In the data below, locate each line with the word "области" and list it.

#### MATERIALS PROVIDED ####

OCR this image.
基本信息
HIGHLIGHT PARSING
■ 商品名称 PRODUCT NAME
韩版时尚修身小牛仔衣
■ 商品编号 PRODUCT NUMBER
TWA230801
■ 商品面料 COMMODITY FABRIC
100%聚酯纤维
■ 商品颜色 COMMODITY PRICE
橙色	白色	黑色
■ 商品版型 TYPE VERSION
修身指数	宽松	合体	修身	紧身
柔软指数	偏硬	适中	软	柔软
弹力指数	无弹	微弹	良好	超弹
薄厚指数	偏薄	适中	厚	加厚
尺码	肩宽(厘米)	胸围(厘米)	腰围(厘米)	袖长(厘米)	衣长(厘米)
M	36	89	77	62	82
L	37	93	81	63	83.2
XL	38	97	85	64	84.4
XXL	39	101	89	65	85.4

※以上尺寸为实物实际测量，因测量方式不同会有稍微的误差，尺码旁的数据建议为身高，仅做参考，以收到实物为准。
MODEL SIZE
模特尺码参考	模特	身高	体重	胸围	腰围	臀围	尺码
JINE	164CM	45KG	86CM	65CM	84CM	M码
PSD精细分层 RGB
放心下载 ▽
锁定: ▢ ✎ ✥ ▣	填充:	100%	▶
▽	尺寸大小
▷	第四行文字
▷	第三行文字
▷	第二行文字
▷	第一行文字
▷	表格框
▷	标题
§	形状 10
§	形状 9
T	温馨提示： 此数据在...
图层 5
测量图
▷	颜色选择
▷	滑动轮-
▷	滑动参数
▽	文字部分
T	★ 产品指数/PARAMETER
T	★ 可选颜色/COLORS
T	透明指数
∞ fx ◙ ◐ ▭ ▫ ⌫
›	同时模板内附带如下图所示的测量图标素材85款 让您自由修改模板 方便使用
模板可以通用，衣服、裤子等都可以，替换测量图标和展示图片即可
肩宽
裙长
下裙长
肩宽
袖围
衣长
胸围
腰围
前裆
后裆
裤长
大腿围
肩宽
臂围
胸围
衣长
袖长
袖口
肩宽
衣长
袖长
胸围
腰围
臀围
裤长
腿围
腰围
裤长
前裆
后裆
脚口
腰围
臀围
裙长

####
#### MATERIALS PROVIDED ####

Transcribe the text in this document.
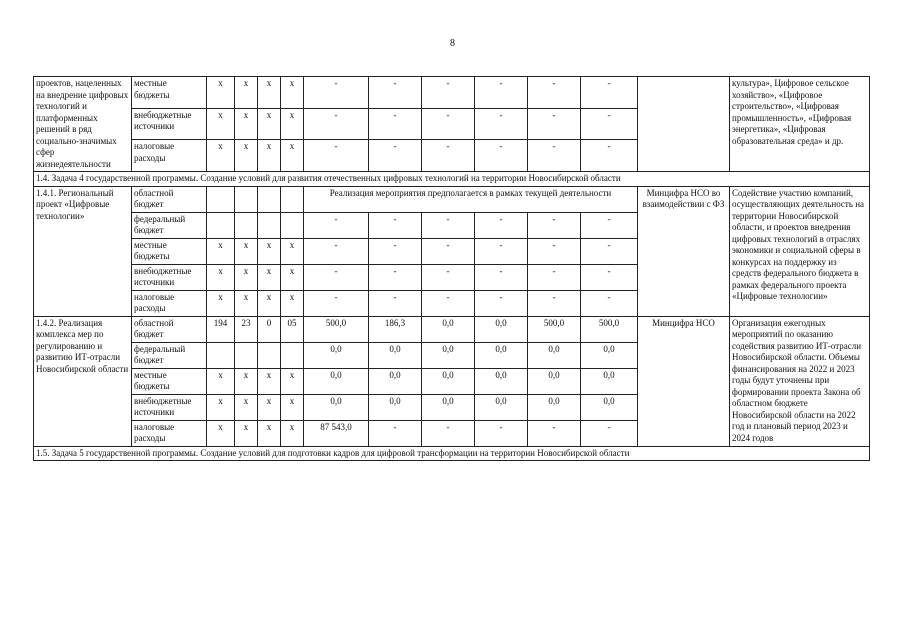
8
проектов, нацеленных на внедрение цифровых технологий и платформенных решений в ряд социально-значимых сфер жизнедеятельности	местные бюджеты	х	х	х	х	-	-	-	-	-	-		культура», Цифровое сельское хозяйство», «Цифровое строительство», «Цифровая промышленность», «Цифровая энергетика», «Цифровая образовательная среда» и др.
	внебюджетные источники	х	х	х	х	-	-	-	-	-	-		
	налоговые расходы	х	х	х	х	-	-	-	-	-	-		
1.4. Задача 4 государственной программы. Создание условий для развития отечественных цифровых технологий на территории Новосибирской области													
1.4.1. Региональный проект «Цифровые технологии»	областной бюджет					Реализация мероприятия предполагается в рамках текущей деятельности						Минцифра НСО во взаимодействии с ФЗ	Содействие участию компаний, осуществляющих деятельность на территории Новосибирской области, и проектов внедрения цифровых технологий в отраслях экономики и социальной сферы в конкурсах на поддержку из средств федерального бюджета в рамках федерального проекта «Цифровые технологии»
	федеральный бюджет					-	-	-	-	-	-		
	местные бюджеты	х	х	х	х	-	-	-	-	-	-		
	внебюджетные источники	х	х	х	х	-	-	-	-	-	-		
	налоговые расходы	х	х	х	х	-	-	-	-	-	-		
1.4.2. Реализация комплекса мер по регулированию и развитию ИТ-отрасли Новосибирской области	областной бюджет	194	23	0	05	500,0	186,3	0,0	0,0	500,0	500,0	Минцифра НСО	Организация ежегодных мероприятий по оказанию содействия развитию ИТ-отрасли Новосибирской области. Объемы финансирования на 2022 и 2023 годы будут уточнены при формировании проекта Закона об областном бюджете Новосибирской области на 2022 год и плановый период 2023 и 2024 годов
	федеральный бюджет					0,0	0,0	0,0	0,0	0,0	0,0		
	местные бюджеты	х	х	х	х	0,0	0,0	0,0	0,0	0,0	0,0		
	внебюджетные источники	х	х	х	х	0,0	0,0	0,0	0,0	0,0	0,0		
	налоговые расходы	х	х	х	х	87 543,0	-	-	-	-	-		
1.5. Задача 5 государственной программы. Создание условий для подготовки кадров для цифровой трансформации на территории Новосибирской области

####

**IN RESPONSE:**
1.4. Задача 4 государственной программы. Создание условий для развития отечественных цифровых технологий на территории Новосибирской области													
1.4.1. Региональный проект «Цифровые технологии»	областной бюджет					Реализация мероприятия предполагается в рамках текущей деятельности						Минцифра НСО во взаимодействии с ФЗ	Содействие участию компаний, осуществляющих деятельность на территории Новосибирской области, и проектов внедрения цифровых технологий в отраслях экономики и социальной сферы в конкурсах на поддержку из средств федерального бюджета в рамках федерального проекта «Цифровые технологии»
1.4.2. Реализация комплекса мер по регулированию и развитию ИТ-отрасли Новосибирской области	областной бюджет	194	23	0	05	500,0	186,3	0,0	0,0	500,0	500,0	Минцифра НСО	Организация ежегодных мероприятий по оказанию содействия развитию ИТ-отрасли Новосибирской области. Объемы финансирования на 2022 и 2023 годы будут уточнены при формировании проекта Закона об областном бюджете Новосибирской области на 2022 год и плановый период 2023 и 2024 годов
1.5. Задача 5 государственной программы. Создание условий для подготовки кадров для цифровой трансформации на территории Новосибирской области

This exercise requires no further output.